-- TASK INSTRUCTIONS --
Count how many lines of the data include "this". The answer is that number and nothing else.

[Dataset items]
────────────────────
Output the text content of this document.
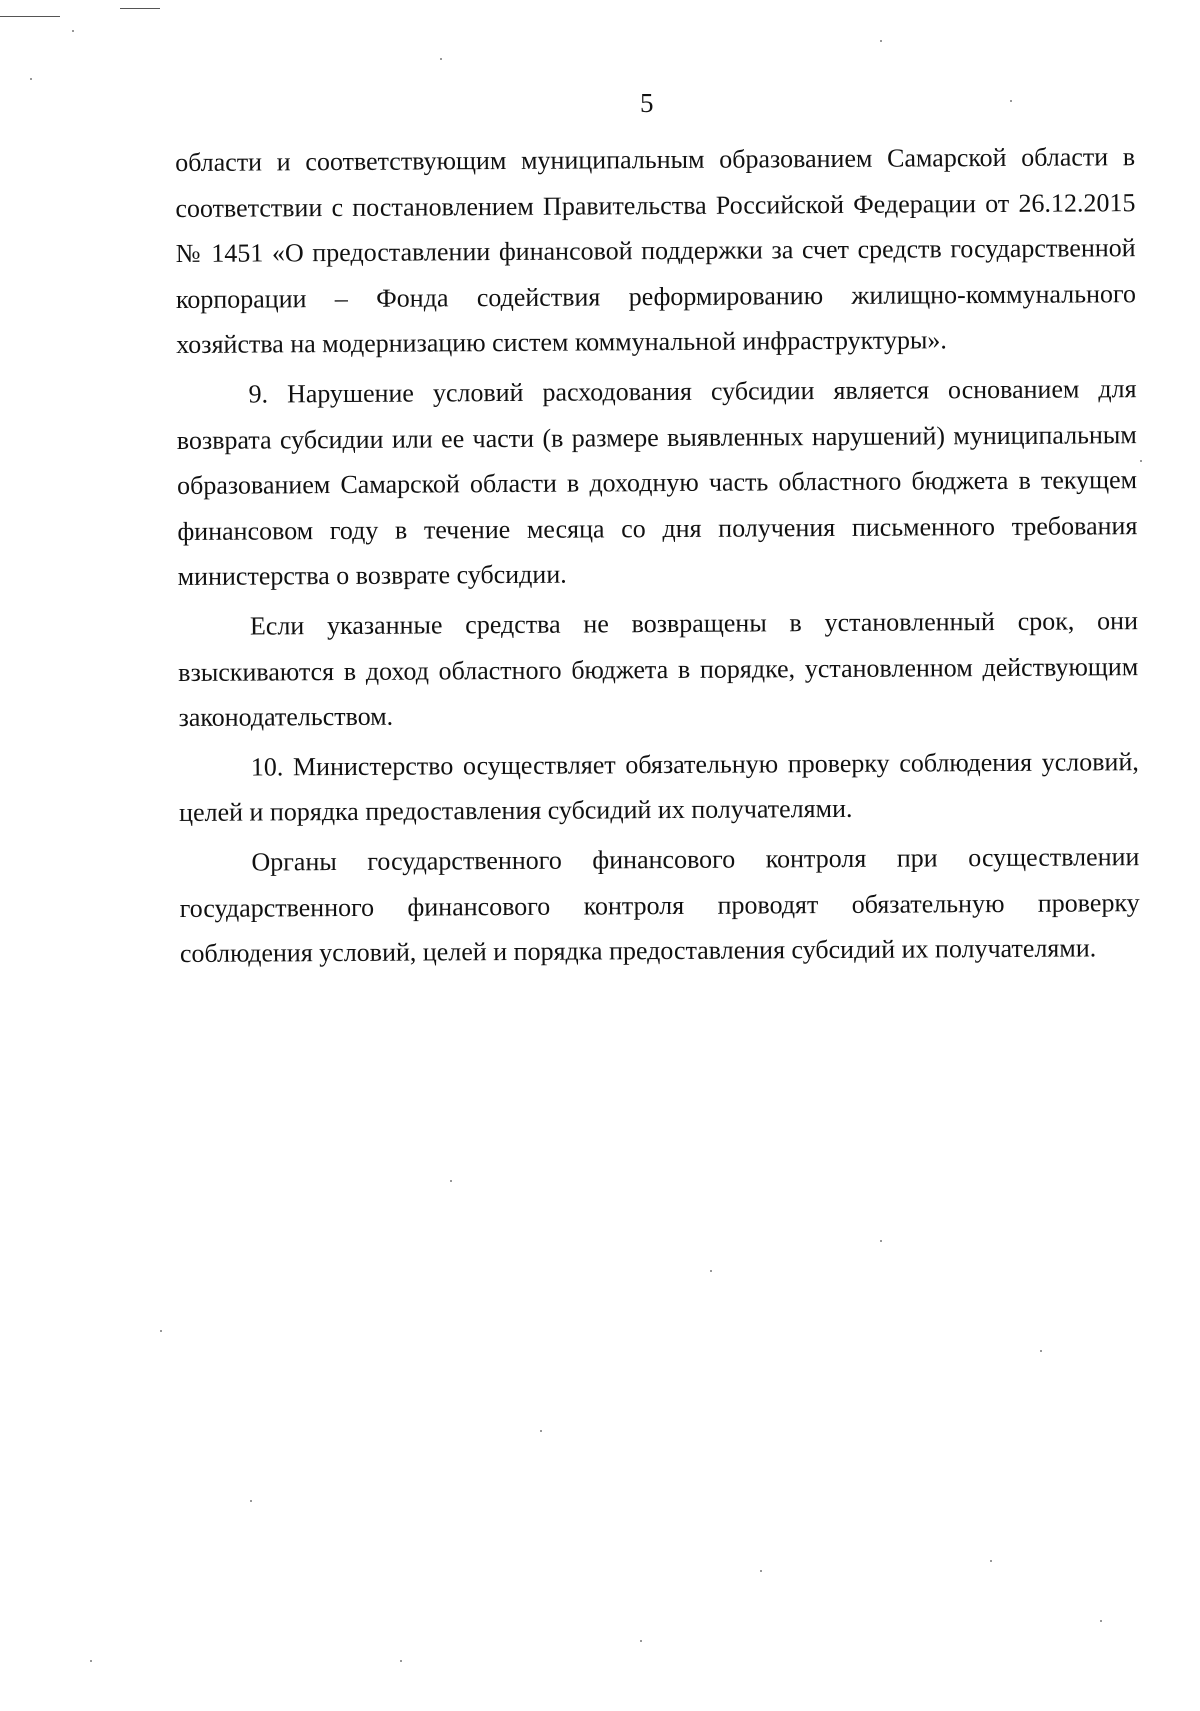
5

области и соответствующим муниципальным образованием Самарской области в соответствии с постановлением Правительства Российской Федерации от 26.12.2015 № 1451 «О предоставлении финансовой поддержки за счет средств государственной корпорации – Фонда содействия реформированию жилищно-коммунального хозяйства на модернизацию систем коммунальной инфраструктуры».

9. Нарушение условий расходования субсидии является основанием для возврата субсидии или ее части (в размере выявленных нарушений) муниципальным образованием Самарской области в доходную часть областного бюджета в текущем финансовом году в течение месяца со дня получения письменного требования министерства о возврате субсидии.

Если указанные средства не возвращены в установленный срок, они взыскиваются в доход областного бюджета в порядке, установленном действующим законодательством.

10. Министерство осуществляет обязательную проверку соблюдения условий, целей и порядка предоставления субсидий их получателями.

Органы государственного финансового контроля при осуществлении государственного финансового контроля проводят обязательную проверку соблюдения условий, целей и порядка предоставления субсидий их получателями.
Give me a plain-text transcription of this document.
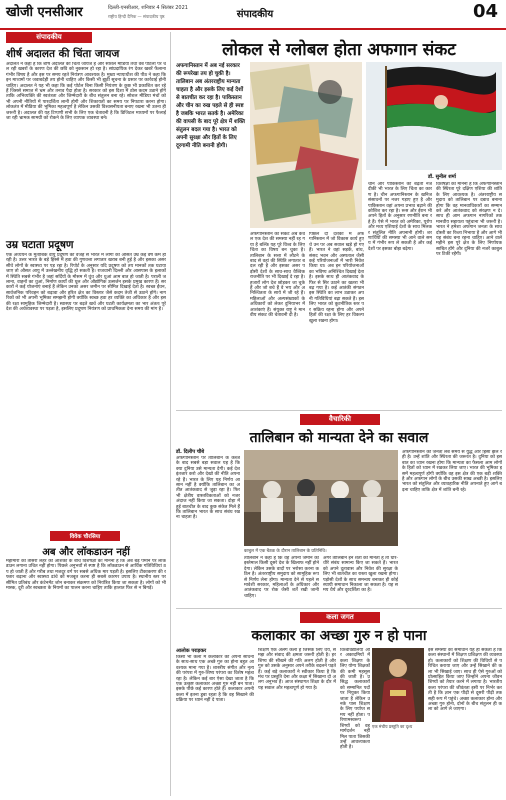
खोजी एनसीआर	दिल्ली-एनसीआर, शनिवार 4 सितंबर 2021
राष्ट्रीय हिन्दी दैनिक — संपादकीय पृष्ठ	संपादकीय	04
संपादकीय
शीर्ष अदालत की चिंता जायज
अदालत ने कहा है कि शीर्ष अदालत की चिंता जायज है और सोशल मीडिया तथा वेब पोर्टलों पर चल रही खबरों के कारण देश की छवि को नुकसान हो रहा है। सांप्रदायिक रंग देकर खबरें फैलाना गंभीर विषय है और इस पर समय रहते नियंत्रण आवश्यक है। मुख्य न्यायाधीश की पीठ ने कहा कि इन माध्यमों पर जवाबदेही तय होनी चाहिए और किसी भी झूठी सूचना के प्रसार पर कार्रवाई होनी चाहिए। अदालत ने यह भी कहा कि कई पोर्टल बिना किसी नियंत्रण के कुछ भी प्रकाशित कर रहे हैं जिससे समाज में भ्रम और तनाव पैदा होता है। सरकार को इस दिशा में ठोस कदम उठाने होंगे ताकि अभिव्यक्ति की स्वतंत्रता और जिम्मेदारी के बीच संतुलन बना रहे। सोशल मीडिया मंचों को भी अपनी नीतियों में पारदर्शिता लानी होगी और शिकायतों का समय पर निपटारा करना होगा। लोकतंत्र में मीडिया की भूमिका महत्वपूर्ण है लेकिन उसकी विश्वसनीयता बनाए रखना भी उतना ही जरूरी है। अदालत की यह टिप्पणी सभी के लिए एक चेतावनी है कि डिजिटल माध्यमों पर फैलाई जा रही भ्रामक सामग्री को रोकने के लिए व्यापक व्यवस्था बने।
उम्र घटाता प्रदूषण
एक अध्ययन के मुताबिक वायु प्रदूषण की वजह से भारत में लोगों की औसत उम्र कई वर्ष कम हो रही है। उत्तर भारत के बड़े हिस्से में हवा की गुणवत्ता लगातार खराब बनी हुई है और इसका असर सीधे लोगों के स्वास्थ्य पर पड़ रहा है। रिपोर्ट के अनुसार यदि प्रदूषण को तय मानकों तक घटाया जाए तो औसत आयु में उल्लेखनीय वृद्धि हो सकती है। राजधानी दिल्ली और आसपास के इलाकों में स्थिति सबसे गंभीर है जहां सर्दियों के मौसम में धुंध और धुआं आम बात हो जाती है। पराली जलाना, वाहनों का धुआं, निर्माण कार्यों की धूल और औद्योगिक उत्सर्जन इसके प्रमुख कारण हैं। सरकारों ने कई योजनाएं बनाई हैं लेकिन उनका असर जमीन पर सीमित दिखाई देता है। स्वच्छ ईंधन, सार्वजनिक परिवहन को बढ़ावा और हरित क्षेत्र का विस्तार जैसे कदम तेजी से उठाने होंगे। नागरिकों को भी अपनी भूमिका समझनी होगी क्योंकि स्वच्छ हवा हर व्यक्ति का अधिकार है और इसकी रक्षा सामूहिक जिम्मेदारी है। स्वास्थ्य पर बढ़ते खर्च और घटती कार्यक्षमता का भार अंततः पूरे देश की अर्थव्यवस्था पर पड़ता है, इसलिए प्रदूषण नियंत्रण को प्राथमिकता देना समय की मांग है।
विवेक चौरसिया
अब और लॉकडाउन नहीं
महामारी की तीसरी लहर की आशंका के बीच विशेषज्ञों का मानना है कि अब बड़े पैमाने पर लॉकडाउन लगाना उचित नहीं होगा। पिछले अनुभवों से स्पष्ट है कि लॉकडाउन से आर्थिक गतिविधियां ठप हो जाती हैं और गरीब तथा मजदूर वर्ग पर सबसे अधिक मार पड़ती है। इसलिए टीकाकरण की रफ्तार बढ़ाना और स्वास्थ्य ढांचे को मजबूत करना ही सबसे कारगर उपाय है। स्थानीय स्तर पर सीमित प्रतिबंध और कंटेनमेंट जोन बनाकर संक्रमण को नियंत्रित किया जा सकता है। लोगों को भी मास्क, दूरी और स्वच्छता के नियमों का पालन करना चाहिए ताकि हालात फिर से न बिगड़ें।
लोकल से ग्लोबल होता अफगान संकट
अफगानिस्तान में अब नई सरकार की रूपरेखा तय हो चुकी है। तालिबान अब अंतरराष्ट्रीय मान्यता चाहता है और इसके लिए कई देशों से बातचीत कर रहा है। पाकिस्तान और चीन का रुख पहले से ही स्पष्ट है जबकि भारत सतर्क है। अमेरिका की वापसी के बाद पूरे क्षेत्र में शक्ति संतुलन बदल गया है। भारत को अपनी सुरक्षा और हितों के लिए दूरगामी नीति बनानी होगी।
अफगानिस्तान का संकट अब केवल एक देश की समस्या नहीं रह गया है बल्कि यह पूरे विश्व के लिए चिंता का विषय बन चुका है। तालिबान के सत्ता में लौटने के बाद से वहां की स्थिति लगातार बदल रही है और इसका असर पड़ोसी देशों के साथ-साथ वैश्विक राजनीति पर भी दिखाई दे रहा है। हजारों लोग देश छोड़कर जा चुके हैं और जो बचे हैं वे भय और अनिश्चितता के साये में जी रहे हैं। महिलाओं और अल्पसंख्यकों के अधिकारों को लेकर दुनियाभर में आशंकाएं हैं। संयुक्त राष्ट्र ने मानवीय संकट की चेतावनी दी है।
पिछले दो दशकों में अफगानिस्तान में जो विकास कार्य हुए थे उन पर अब सवाल खड़े हो गए हैं। भारत ने वहां सड़कें, बांध, संसद भवन और अस्पताल जैसी कई परियोजनाओं में भारी निवेश किया था। अब इन परियोजनाओं का भविष्य अनिश्चित दिखाई देता है। इसके साथ ही आतंकवाद के फिर से सिर उठाने का खतरा भी बढ़ गया है। कई आतंकी संगठन इस स्थिति का लाभ उठाकर अपनी गतिविधियां बढ़ा सकते हैं। इसलिए भारत को कूटनीतिक स्तर पर सक्रिय रहना होगा और अपने हितों की रक्षा के लिए हर विकल्प खुला रखना होगा।
डॉ. सुनील शर्मा
चीन और पाकिस्तान की बढ़ती नजदीकी भी भारत के लिए चिंता का कारण है। चीन अफगानिस्तान के खनिज संसाधनों पर नजर गड़ाए हुए है और पाकिस्तान वहां अपना प्रभाव बढ़ाने की कोशिश कर रहा है। रूस और ईरान भी अपने हितों के अनुसार रणनीति बना रहे हैं। ऐसे में भारत को अमेरिका, यूरोप और मध्य एशियाई देशों के साथ मिलकर संतुलित नीति अपनानी होगी। शरणार्थियों की समस्या भी आने वाले समय में गंभीर रूप ले सकती है और कई देशों पर इसका बोझ बढ़ेगा।
विशेषज्ञों का मानना है कि अफगानिस्तान की स्थिरता पूरे दक्षिण एशिया की शांति के लिए आवश्यक है। अंतरराष्ट्रीय समुदाय को तालिबान पर दबाव बनाना होगा कि वह मानवाधिकारों का सम्मान करे और आतंकवाद को संरक्षण न दे। साथ ही आम अफगान नागरिकों तक मानवीय सहायता पहुंचाना भी जरूरी है। भारत ने हमेशा अफगान जनता के साथ दोस्ती का रिश्ता निभाया है और आगे भी यह संबंध बना रहना चाहिए। आने वाले महीने इस पूरे क्षेत्र के लिए निर्णायक साबित होंगे और दुनिया की नजरें काबुल पर टिकी रहेंगी।
वैचारिकी
तालिबान को मान्यता देने का सवाल
डॉ. दिलीप चौबे
अफगानिस्तान पर तालिबान के कब्जे के बाद सबसे बड़ा सवाल यह है कि क्या दुनिया उसे मान्यता देगी। कई देश इंतजार करो और देखो की नीति अपना रहे हैं। भारत के लिए यह निर्णय आसान नहीं है क्योंकि तालिबान का अतीत आतंकवाद से जुड़ा रहा है। फिर भी क्षेत्रीय वास्तविकताओं को नजरअंदाज नहीं किया जा सकता। दोहा में हुई बातचीत के बाद कुछ संकेत मिले हैं कि तालिबान भारत के साथ संबंध रखना चाहता है।
काबुल में एक बैठक के दौरान तालिबान के प्रतिनिधि।
तालिबान ने कहा है कि वह अपनी जमीन का इस्तेमाल किसी दूसरे देश के खिलाफ नहीं होने देगा। लेकिन उसके वादों पर भरोसा करना कठिन है। अंतरराष्ट्रीय समुदाय को सामूहिक रूप से निर्णय लेना होगा। मान्यता देने से पहले समावेशी सरकार, महिलाओं के अधिकार और आतंकवाद पर रोक जैसी शर्तें रखी जानी चाहिए।
अगर तालिबान इन शर्तों को मानता है तो धीरे-धीरे संबंध सामान्य किए जा सकते हैं। भारत को अपने दूतावास और निवेश की सुरक्षा के लिए भी बातचीत का रास्ता खुला रखना होगा। पड़ोसी देशों के साथ समन्वय बनाकर ही कोई स्थायी समाधान निकाला जा सकता है। यह समय धैर्य और दूरदर्शिता का है।
अफगानिस्तान की जनता लंबे समय से युद्ध और हिंसा झेल रही है। उन्हें शांति और स्थिरता की जरूरत है। दुनिया को इस बात का ध्यान रखना होगा कि मान्यता का फैसला आम लोगों के हितों को ध्यान में रखकर लिया जाए। भारत की भूमिका इसमें महत्वपूर्ण होगी क्योंकि वह इस क्षेत्र की एक बड़ी शक्ति है और अफगान लोगों के बीच उसकी साख अच्छी है। इसलिए भारत को संतुलित और व्यावहारिक नीति अपनाते हुए आगे बढ़ना चाहिए ताकि क्षेत्र में शांति बनी रहे।
कला जगत
कलाकार का अच्छा गुरु न हो पाना
आलोक पराड़कर
किसी भी कला में कलाकार की अपनी साधना के साथ-साथ एक अच्छे गुरु का होना बहुत आवश्यक माना गया है। शास्त्रीय संगीत और नृत्य की परंपरा में गुरु-शिष्य परंपरा का विशेष महत्व रहा है। लेकिन कई बार ऐसा देखा जाता है कि एक उत्कृष्ट कलाकार अच्छा गुरु नहीं बन पाता। इसके पीछे कई कारण होते हैं। कलाकार अपनी कला में इतना डूबा रहता है कि वह सिखाने की प्रक्रिया पर ध्यान नहीं दे पाता।
शिक्षण एक अलग कला है जिसके लिए धैर्य, समझ और संवाद की क्षमता जरूरी होती है। हर शिष्य की सीखने की गति अलग होती है और गुरु को उसके अनुसार अपने तरीके बदलने पड़ते हैं। कई बड़े कलाकारों ने स्वीकार किया है कि मंच पर प्रस्तुति देना और कक्षा में सिखाना दो अलग अनुभव हैं। आज संस्थागत शिक्षा के दौर में यह सवाल और महत्वपूर्ण हो गया है।
विश्वविद्यालयों और अकादमियों में कला शिक्षण के लिए योग्य शिक्षकों की कमी महसूस की जाती है। प्रसिद्ध कलाकारों को सम्मानित पदों पर नियुक्त किया जाता है लेकिन उनके पास शिक्षण के लिए पर्याप्त समय नहीं होता। परिणामस्वरूप शिष्यों को वह मार्गदर्शन नहीं मिल पाता जिसकी उन्हें आवश्यकता होती है।
एक मंचीय प्रस्तुति का दृश्य
इस समस्या का समाधान यह हो सकता है कि कला संस्थानों में शिक्षण प्रशिक्षण की व्यवस्था हो। कलाकारों को शिक्षण की विधियों से परिचित कराया जाए और उन्हें सिखाने की कला भी सिखाई जाए। साथ ही ऐसे गुरुओं को प्रोत्साहित किया जाए जिन्होंने अपना जीवन शिष्यों को तैयार करने में लगाया है। भारतीय कला परंपरा की जीवंतता इसी पर निर्भर करती है कि ज्ञान एक पीढ़ी से दूसरी पीढ़ी तक सही रूप में पहुंचे। अच्छा कलाकार होना और अच्छा गुरु होना, दोनों के बीच संतुलन ही कला को आगे ले जाएगा।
────────────────────
-- FINISHED TASK --
2